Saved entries
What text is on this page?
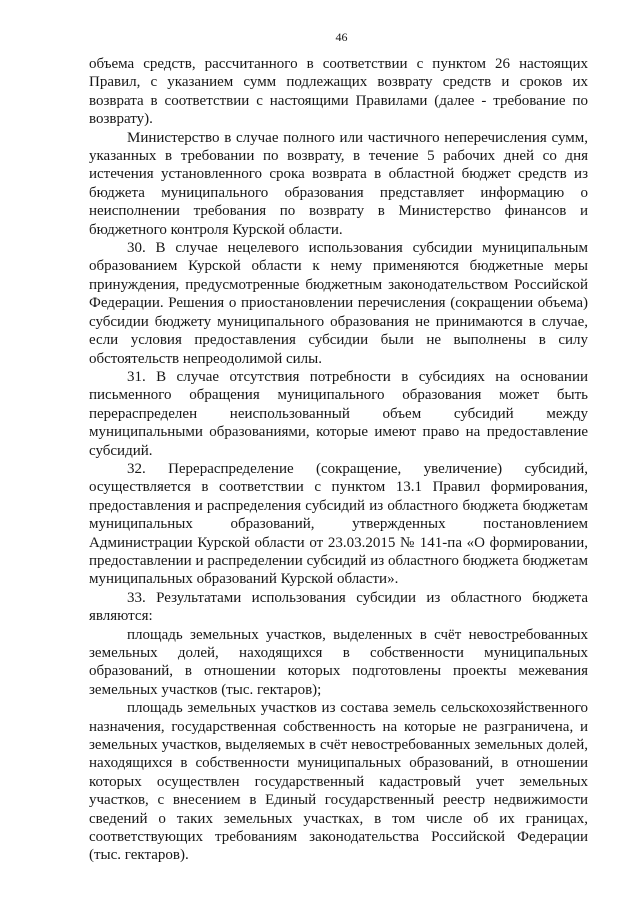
46

объема средств, рассчитанного в соответствии с пунктом 26 настоящих Правил, с указанием сумм подлежащих возврату средств и сроков их возврата в соответствии с настоящими Правилами (далее - требование по возврату).

Министерство в случае полного или частичного неперечисления сумм, указанных в требовании по возврату, в течение 5 рабочих дней со дня истечения установленного срока возврата в областной бюджет средств из бюджета муниципального образования представляет информацию о неисполнении требования по возврату в Министерство финансов и бюджетного контроля Курской области.

30. В случае нецелевого использования субсидии муниципальным образованием Курской области к нему применяются бюджетные меры принуждения, предусмотренные бюджетным законодательством Российской Федерации. Решения о приостановлении перечисления (сокращении объема) субсидии бюджету муниципального образования не принимаются в случае, если условия предоставления субсидии были не выполнены в силу обстоятельств непреодолимой силы.

31. В случае отсутствия потребности в субсидиях на основании письменного обращения муниципального образования может быть перераспределен неиспользованный объем субсидий между муниципальными образованиями, которые имеют право на предоставление субсидий.

32. Перераспределение (сокращение, увеличение) субсидий, осуществляется в соответствии с пунктом 13.1 Правил формирования, предоставления и распределения субсидий из областного бюджета бюджетам муниципальных образований, утвержденных постановлением Администрации Курской области от 23.03.2015 № 141-па «О формировании, предоставлении и распределении субсидий из областного бюджета бюджетам муниципальных образований Курской области».

33. Результатами использования субсидии из областного бюджета являются:

площадь земельных участков, выделенных в счёт невостребованных земельных долей, находящихся в собственности муниципальных образований, в отношении которых подготовлены проекты межевания земельных участков (тыс. гектаров);

площадь земельных участков из состава земель сельскохозяйственного назначения, государственная собственность на которые не разграничена, и земельных участков, выделяемых в счёт невостребованных земельных долей, находящихся в собственности муниципальных образований, в отношении которых осуществлен государственный кадастровый учет земельных участков, с внесением в Единый государственный реестр недвижимости сведений о таких земельных участках, в том числе об их границах, соответствующих требованиям законодательства Российской Федерации (тыс. гектаров).
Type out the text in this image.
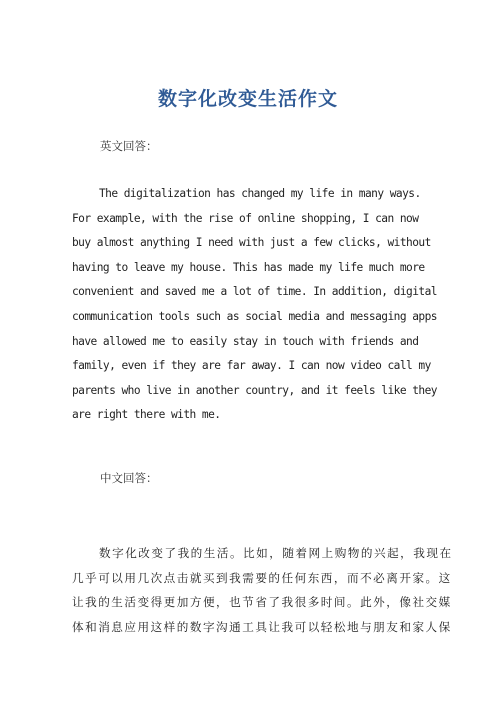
数字化改变生活作文

英文回答：

The digitalization has changed my life in many ways.
For example, with the rise of online shopping, I can now
buy almost anything I need with just a few clicks, without
having to leave my house. This has made my life much more
convenient and saved me a lot of time. In addition, digital
communication tools such as social media and messaging apps
have allowed me to easily stay in touch with friends and
family, even if they are far away. I can now video call my
parents who live in another country, and it feels like they
are right there with me.

中文回答：

数字化改变了我的生活。比如，随着网上购物的兴起，我现在
几乎可以用几次点击就买到我需要的任何东西，而不必离开家。这
让我的生活变得更加方便，也节省了我很多时间。此外，像社交媒
体和消息应用这样的数字沟通工具让我可以轻松地与朋友和家人保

▸ **TASK**: Every record above should come back exactly, but without its pictures.

▸ **WORKED ANSWER**:
What text is on this page?
46

объема средств, рассчитанного в соответствии с пунктом 26 настоящих Правил, с указанием сумм подлежащих возврату средств и сроков их возврата в соответствии с настоящими Правилами (далее - требование по возврату).

Министерство в случае полного или частичного неперечисления сумм, указанных в требовании по возврату, в течение 5 рабочих дней со дня истечения установленного срока возврата в областной бюджет средств из бюджета муниципального образования представляет информацию о неисполнении требования по возврату в Министерство финансов и бюджетного контроля Курской области.

30. В случае нецелевого использования субсидии муниципальным образованием Курской области к нему применяются бюджетные меры принуждения, предусмотренные бюджетным законодательством Российской Федерации. Решения о приостановлении перечисления (сокращении объема) субсидии бюджету муниципального образования не принимаются в случае, если условия предоставления субсидии были не выполнены в силу обстоятельств непреодолимой силы.

31. В случае отсутствия потребности в субсидиях на основании письменного обращения муниципального образования может быть перераспределен неиспользованный объем субсидий между муниципальными образованиями, которые имеют право на предоставление субсидий.

32. Перераспределение (сокращение, увеличение) субсидий, осуществляется в соответствии с пунктом 13.1 Правил формирования, предоставления и распределения субсидий из областного бюджета бюджетам муниципальных образований, утвержденных постановлением Администрации Курской области от 23.03.2015 № 141-па «О формировании, предоставлении и распределении субсидий из областного бюджета бюджетам муниципальных образований Курской области».

33. Результатами использования субсидии из областного бюджета являются:

площадь земельных участков, выделенных в счёт невостребованных земельных долей, находящихся в собственности муниципальных образований, в отношении которых подготовлены проекты межевания земельных участков (тыс. гектаров);

площадь земельных участков из состава земель сельскохозяйственного назначения, государственная собственность на которые не разграничена, и земельных участков, выделяемых в счёт невостребованных земельных долей, находящихся в собственности муниципальных образований, в отношении которых осуществлен государственный кадастровый учет земельных участков, с внесением в Единый государственный реестр недвижимости сведений о таких земельных участках, в том числе об их границах, соответствующих требованиям законодательства Российской Федерации (тыс. гектаров).
Type out the text in this image.
数字化改变生活作文

英文回答：

The digitalization has changed my life in many ways.
For example, with the rise of online shopping, I can now
buy almost anything I need with just a few clicks, without
having to leave my house. This has made my life much more
convenient and saved me a lot of time. In addition, digital
communication tools such as social media and messaging apps
have allowed me to easily stay in touch with friends and
family, even if they are far away. I can now video call my
parents who live in another country, and it feels like they
are right there with me.

中文回答：

数字化改变了我的生活。比如，随着网上购物的兴起，我现在
几乎可以用几次点击就买到我需要的任何东西，而不必离开家。这
让我的生活变得更加方便，也节省了我很多时间。此外，像社交媒
体和消息应用这样的数字沟通工具让我可以轻松地与朋友和家人保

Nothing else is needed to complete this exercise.